DOCUMENT SECTION:
Caging means generally indicated by reference numeral 7 is cylindrical and encloses throat 5. A collar 17 of the caging means is secured to the throat and includes a pivoted latch 19 and a latch piston 21 projecting into the throat. A clamping means 23 is spring-biased by a spring 25 and held in this position until released by the latch. While held in this position clamping means 23 cages the gyroscope 9 by clamping against gimbal ring 27. Thus it can be seen that the gyroscope caging is accomplished by a nonrotating part engaging a nonrotating part thereby eliminating relative rotary motion between the caging surfaces. As the gas pressure builds up in the throat to a sufficient pressure it will cause the latch piston to pivot the latch and release the clamping means which moves away from the ring due to the action of spring 25.
The gyroscope includes a rotor 29 that is disposed in rotatable relation to ring 27 and spins about axis G-G. Rotor 29 has a channel 31 containing propellant 33 secured therein for ignition to provide hero turbine method rotation of the rotor responsive to firing of the missile. A fragile covering 35 on the missile skin in blown out and allows gases to escape to atmosphere as the rotor is spun up. The spinning rotor is maintained on a set of spin bearings 37 mounted on thread 5 and disposed to be integral with ring 27.
Gimbal 39 is secured by bearings 41 to posts 43 mounted on ring 27, more clearly shown in FIG. 5, to give second degree of gyro freedom. Gimbal 39 has a shaft 45 disposed across the throat and held in normal relation to the missile axis by bearing 47 and bearing retainers 49. Reference numeral 51 indicates thermal insulation to keep the gimbal bearing from overheating.
Shaft 45 is disposed normal to the missile axis and splitter vane 11 is secured thereto with the sides of the wedge-shaped vane forming continuations of ports 13 and to receive the exhaust gases. The vane has a cylindrical base to house adjustable means such as setscrew 53 for securing the vane to the shaft and for adjusting the flow to be equal through ports 13 and 15 when caged. The shaft is disposed in proximity to the confluence of ports 13 and 15 to provide minimum lever arms to the gas forces impinging on the sides and to minimize precessing torques on the gyroscope. With the exhaust ports located above the missile center of gravity shown in FIG. 1, a disturbing torque A will cause the missile axis and gyroscope axis to be out of coincidence. Vane 11 with instantaneously cause a decrease in the flow of gas through port 13 and increase gas flow through port 15 thereby providing a torque to overcome torque A and restore coincidence of the missile and gyroscope axes. If the exhaust ports are located below the missile center of gravity they will have to be lined up so that the exhaust will exist in a reverse pattern as shown. in phantom in FIG. 1.

EXCERPTED RECORDS:
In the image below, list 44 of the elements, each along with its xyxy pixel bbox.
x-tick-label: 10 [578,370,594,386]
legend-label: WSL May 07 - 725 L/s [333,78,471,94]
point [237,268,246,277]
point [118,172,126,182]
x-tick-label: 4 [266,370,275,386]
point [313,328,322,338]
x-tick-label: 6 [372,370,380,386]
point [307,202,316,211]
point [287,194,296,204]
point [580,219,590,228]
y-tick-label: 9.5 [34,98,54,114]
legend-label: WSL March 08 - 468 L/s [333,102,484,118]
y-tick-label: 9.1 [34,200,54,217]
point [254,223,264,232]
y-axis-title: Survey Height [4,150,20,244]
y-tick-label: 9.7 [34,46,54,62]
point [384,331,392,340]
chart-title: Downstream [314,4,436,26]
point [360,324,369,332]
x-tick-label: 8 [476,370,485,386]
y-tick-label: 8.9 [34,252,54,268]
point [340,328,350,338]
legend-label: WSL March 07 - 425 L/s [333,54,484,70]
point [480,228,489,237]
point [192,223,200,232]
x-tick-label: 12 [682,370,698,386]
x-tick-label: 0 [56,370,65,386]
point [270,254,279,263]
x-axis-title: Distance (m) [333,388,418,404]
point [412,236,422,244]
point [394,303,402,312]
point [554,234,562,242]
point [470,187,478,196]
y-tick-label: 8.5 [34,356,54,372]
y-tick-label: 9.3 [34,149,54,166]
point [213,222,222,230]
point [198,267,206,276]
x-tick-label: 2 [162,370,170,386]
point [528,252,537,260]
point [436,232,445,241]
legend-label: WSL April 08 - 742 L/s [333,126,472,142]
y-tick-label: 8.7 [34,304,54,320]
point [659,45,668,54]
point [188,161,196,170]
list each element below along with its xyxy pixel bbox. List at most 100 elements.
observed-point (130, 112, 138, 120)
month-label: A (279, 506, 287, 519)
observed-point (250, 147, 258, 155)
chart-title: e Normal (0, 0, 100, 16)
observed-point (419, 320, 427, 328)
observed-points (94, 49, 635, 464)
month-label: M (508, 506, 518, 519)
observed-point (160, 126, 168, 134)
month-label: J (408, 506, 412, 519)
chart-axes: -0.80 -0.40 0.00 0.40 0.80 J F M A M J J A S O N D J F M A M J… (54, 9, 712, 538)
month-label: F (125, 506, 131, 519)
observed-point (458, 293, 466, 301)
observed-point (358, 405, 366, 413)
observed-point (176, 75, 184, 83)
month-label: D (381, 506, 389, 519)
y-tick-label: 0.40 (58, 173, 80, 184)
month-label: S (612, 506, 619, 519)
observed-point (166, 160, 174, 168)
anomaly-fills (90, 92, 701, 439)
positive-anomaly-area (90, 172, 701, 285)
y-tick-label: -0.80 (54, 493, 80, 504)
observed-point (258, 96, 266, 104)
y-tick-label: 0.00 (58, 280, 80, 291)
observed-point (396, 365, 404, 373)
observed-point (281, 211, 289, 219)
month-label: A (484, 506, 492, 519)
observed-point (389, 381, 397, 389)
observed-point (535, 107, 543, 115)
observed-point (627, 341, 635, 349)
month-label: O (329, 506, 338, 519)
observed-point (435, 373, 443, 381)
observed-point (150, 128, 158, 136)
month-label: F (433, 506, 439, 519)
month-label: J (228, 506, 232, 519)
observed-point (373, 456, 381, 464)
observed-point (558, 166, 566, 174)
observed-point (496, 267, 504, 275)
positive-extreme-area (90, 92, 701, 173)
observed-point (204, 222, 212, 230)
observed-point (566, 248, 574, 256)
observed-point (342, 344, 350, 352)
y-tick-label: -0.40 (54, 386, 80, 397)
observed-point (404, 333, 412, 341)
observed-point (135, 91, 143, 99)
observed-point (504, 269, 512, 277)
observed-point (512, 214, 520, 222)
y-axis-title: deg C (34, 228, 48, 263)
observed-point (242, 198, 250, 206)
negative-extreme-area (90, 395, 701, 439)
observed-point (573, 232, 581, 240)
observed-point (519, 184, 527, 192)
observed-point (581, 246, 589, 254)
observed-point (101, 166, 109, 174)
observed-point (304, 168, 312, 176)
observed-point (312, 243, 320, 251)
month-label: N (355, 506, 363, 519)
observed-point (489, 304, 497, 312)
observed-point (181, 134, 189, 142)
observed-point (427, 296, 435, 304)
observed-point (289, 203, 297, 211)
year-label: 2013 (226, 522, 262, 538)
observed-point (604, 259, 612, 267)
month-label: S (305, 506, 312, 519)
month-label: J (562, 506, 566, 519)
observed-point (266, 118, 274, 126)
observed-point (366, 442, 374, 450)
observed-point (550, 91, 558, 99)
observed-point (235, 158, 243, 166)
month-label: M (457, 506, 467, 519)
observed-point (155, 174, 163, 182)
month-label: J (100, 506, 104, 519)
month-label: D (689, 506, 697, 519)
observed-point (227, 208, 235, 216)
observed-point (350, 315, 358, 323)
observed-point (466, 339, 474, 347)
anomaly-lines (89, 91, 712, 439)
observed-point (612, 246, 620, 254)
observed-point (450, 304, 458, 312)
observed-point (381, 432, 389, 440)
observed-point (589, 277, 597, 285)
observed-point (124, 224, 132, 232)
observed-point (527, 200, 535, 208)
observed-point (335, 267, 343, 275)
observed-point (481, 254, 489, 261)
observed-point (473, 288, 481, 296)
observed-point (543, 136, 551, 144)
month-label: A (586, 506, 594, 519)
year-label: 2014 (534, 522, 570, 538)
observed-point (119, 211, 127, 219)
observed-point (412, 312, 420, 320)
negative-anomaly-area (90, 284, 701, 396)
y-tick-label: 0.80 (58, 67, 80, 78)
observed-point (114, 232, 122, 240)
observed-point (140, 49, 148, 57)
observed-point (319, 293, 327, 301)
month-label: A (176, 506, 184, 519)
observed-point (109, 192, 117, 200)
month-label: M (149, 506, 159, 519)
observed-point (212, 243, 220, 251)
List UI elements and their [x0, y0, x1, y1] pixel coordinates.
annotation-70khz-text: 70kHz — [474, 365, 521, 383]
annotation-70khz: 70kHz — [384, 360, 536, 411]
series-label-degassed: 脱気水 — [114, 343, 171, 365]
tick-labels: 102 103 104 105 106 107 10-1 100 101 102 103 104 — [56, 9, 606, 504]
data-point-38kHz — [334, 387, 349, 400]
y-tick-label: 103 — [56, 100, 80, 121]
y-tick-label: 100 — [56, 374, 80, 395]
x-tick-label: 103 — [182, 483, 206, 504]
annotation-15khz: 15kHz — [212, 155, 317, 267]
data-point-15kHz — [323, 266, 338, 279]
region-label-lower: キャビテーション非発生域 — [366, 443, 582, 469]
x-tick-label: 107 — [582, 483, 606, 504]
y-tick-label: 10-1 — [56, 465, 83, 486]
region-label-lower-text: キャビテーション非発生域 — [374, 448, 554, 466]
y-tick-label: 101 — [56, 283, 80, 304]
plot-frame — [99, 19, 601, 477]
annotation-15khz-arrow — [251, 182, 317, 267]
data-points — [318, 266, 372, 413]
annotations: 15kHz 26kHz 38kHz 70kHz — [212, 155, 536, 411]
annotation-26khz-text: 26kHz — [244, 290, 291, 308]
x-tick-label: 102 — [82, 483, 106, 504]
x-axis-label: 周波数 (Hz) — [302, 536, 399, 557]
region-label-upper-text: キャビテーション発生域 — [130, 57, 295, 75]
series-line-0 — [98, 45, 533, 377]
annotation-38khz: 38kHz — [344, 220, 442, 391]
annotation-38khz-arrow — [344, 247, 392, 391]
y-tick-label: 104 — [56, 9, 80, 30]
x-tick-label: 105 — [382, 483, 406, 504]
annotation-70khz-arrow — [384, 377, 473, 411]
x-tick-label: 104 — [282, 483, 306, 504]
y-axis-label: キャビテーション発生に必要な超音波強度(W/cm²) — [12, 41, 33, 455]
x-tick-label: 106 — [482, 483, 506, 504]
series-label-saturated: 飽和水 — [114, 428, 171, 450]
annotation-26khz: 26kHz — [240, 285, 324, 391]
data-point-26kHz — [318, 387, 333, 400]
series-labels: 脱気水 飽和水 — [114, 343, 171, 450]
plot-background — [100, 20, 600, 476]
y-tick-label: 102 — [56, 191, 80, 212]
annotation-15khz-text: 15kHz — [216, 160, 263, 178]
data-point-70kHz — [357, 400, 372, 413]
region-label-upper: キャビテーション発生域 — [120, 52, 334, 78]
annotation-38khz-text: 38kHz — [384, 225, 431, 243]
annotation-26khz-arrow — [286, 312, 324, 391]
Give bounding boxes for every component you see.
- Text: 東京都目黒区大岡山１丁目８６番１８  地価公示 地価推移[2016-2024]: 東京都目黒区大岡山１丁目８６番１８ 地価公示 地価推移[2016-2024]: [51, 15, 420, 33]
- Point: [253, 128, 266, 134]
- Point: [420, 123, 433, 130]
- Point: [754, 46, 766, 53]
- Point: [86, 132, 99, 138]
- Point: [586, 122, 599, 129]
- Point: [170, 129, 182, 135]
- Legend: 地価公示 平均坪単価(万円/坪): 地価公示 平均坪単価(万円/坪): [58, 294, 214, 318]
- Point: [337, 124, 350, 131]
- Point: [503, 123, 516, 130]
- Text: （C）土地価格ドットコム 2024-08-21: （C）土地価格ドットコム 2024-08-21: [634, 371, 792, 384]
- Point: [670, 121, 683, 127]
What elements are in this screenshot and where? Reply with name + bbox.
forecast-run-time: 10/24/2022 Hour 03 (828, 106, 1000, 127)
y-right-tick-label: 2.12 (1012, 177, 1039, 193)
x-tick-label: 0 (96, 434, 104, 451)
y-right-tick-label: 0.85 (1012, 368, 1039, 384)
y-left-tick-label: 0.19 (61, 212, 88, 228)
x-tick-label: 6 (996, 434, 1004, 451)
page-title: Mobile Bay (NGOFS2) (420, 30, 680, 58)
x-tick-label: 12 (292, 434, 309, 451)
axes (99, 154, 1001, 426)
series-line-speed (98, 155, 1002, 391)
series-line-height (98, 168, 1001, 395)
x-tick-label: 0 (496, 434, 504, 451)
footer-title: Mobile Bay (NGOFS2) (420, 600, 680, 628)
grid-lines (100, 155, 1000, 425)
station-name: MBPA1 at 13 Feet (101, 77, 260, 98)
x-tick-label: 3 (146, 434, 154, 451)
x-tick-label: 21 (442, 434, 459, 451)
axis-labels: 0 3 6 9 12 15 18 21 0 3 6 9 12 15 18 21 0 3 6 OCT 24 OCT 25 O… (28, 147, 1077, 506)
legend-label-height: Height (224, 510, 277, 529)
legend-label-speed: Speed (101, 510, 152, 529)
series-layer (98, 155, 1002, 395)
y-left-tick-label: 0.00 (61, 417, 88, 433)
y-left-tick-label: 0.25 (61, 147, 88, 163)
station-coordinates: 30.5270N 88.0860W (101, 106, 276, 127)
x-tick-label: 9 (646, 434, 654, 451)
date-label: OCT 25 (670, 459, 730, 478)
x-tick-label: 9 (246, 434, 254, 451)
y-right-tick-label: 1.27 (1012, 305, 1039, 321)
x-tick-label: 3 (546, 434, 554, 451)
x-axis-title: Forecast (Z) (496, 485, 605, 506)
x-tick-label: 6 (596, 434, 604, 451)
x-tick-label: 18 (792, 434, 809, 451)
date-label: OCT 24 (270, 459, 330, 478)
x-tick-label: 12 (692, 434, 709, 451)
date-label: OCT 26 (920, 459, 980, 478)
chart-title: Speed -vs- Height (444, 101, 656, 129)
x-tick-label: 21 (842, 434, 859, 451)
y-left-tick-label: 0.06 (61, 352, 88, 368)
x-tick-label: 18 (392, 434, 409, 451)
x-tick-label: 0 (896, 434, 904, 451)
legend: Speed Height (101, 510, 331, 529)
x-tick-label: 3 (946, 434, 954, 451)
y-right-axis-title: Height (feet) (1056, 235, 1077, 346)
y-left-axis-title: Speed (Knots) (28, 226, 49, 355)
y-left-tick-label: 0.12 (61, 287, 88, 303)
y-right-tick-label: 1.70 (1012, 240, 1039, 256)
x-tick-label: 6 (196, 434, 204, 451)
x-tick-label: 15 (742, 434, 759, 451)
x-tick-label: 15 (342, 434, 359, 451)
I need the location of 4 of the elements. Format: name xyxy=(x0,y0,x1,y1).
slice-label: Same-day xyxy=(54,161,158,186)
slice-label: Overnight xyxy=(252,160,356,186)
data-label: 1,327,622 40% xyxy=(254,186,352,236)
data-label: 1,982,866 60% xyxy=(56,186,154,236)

WHAT IS REQUIRED: Please copy the gyroscope text above word for word, from "Caging means generally" to "of spring 25.".

COMPLETE OUTPUT:
Caging means generally indicated by reference numeral 7 is cylindrical and encloses throat 5. A collar 17 of the caging means is secured to the throat and includes a pivoted latch 19 and a latch piston 21 projecting into the throat. A clamping means 23 is spring-biased by a spring 25 and held in this position until released by the latch. While held in this position clamping means 23 cages the gyroscope 9 by clamping against gimbal ring 27. Thus it can be seen that the gyroscope caging is accomplished by a nonrotating part engaging a nonrotating part thereby eliminating relative rotary motion between the caging surfaces. As the gas pressure builds up in the throat to a sufficient pressure it will cause the latch piston to pivot the latch and release the clamping means which moves away from the ring due to the action of spring 25.